REQUIRED WORK >>
Check every line of the data for the string "your" and copy the ones that have it.

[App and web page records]

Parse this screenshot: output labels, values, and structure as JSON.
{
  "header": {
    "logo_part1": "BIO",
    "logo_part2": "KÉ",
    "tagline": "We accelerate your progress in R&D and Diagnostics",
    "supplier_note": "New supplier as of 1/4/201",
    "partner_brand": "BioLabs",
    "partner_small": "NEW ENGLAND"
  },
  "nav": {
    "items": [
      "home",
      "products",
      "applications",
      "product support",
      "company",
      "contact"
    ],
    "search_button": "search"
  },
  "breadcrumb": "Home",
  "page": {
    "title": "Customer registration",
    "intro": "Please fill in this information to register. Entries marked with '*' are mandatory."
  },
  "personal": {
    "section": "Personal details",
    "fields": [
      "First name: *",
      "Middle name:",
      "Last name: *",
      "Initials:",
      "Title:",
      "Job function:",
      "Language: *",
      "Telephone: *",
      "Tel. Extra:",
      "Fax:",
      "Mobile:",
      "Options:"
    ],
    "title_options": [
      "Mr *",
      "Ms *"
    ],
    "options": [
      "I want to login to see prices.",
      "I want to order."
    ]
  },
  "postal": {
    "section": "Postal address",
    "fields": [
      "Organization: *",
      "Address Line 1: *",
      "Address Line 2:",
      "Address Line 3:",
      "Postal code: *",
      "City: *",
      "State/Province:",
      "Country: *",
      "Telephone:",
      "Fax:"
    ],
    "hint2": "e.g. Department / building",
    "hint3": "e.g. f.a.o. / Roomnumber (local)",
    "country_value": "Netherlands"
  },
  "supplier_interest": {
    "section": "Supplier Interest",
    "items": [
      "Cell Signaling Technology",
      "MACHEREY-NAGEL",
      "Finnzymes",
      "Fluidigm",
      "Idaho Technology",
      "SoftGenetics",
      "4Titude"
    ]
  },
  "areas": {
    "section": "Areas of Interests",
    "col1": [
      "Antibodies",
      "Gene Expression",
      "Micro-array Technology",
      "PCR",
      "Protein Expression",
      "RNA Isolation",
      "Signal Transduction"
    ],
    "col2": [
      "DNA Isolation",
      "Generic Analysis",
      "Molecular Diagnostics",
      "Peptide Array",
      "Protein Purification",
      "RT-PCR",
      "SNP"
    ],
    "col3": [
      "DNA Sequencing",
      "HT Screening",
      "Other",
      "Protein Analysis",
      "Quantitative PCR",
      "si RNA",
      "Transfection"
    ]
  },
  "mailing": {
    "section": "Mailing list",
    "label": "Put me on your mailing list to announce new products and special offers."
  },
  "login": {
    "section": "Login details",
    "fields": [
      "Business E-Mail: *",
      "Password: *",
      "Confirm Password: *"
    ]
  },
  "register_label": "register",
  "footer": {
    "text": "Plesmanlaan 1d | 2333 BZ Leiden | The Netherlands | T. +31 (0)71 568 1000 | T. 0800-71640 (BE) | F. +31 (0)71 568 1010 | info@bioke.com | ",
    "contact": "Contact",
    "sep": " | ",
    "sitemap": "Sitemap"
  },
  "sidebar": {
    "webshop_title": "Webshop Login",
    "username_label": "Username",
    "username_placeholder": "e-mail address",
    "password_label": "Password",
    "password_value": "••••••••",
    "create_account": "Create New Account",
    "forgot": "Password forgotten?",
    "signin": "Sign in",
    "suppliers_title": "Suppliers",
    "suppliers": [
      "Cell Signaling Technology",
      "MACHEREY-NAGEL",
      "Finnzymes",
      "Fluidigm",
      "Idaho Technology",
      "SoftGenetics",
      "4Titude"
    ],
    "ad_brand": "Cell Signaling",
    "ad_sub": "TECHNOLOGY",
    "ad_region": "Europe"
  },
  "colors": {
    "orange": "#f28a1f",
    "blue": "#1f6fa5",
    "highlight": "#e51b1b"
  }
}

---

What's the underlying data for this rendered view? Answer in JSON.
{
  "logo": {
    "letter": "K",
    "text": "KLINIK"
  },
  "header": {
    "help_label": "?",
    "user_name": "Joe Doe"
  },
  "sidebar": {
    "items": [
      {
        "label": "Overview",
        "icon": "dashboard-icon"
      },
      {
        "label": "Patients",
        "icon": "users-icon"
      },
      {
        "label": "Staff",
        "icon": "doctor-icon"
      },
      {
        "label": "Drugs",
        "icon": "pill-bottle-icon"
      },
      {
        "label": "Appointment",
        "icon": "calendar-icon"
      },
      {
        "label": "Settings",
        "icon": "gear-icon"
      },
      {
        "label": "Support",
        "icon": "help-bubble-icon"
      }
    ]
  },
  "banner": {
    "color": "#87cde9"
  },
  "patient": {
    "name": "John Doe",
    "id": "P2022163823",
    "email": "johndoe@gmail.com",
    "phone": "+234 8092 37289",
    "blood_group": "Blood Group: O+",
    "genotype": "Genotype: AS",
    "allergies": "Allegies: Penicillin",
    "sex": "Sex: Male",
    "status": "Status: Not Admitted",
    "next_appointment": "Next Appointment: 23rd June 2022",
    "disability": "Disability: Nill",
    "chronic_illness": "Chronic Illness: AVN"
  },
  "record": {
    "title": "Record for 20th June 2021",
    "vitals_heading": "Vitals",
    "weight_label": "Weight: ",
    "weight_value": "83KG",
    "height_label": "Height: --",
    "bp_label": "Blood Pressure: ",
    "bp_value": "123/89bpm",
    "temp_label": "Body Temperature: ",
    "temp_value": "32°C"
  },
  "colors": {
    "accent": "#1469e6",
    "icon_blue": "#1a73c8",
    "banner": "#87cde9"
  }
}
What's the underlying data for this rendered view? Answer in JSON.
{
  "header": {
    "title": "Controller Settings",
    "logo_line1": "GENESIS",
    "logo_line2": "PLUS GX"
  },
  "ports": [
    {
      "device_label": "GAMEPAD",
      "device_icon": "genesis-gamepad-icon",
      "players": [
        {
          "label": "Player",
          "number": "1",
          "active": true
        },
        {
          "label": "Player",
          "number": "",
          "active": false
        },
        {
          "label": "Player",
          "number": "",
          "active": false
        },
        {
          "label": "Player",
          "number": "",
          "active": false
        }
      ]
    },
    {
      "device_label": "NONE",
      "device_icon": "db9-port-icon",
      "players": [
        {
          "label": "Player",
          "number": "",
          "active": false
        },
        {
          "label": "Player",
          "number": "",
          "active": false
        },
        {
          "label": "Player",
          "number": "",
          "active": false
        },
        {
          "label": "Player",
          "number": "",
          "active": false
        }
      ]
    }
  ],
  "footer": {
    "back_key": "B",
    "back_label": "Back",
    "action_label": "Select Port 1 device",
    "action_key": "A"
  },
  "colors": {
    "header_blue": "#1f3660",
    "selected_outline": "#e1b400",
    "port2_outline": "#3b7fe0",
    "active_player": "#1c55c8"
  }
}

WRITTEN RESPONSE >>
    "tagline": "We accelerate your progress in R&D and Diagnostics",
    "label": "Put me on your mailing list to announce new products and special offers."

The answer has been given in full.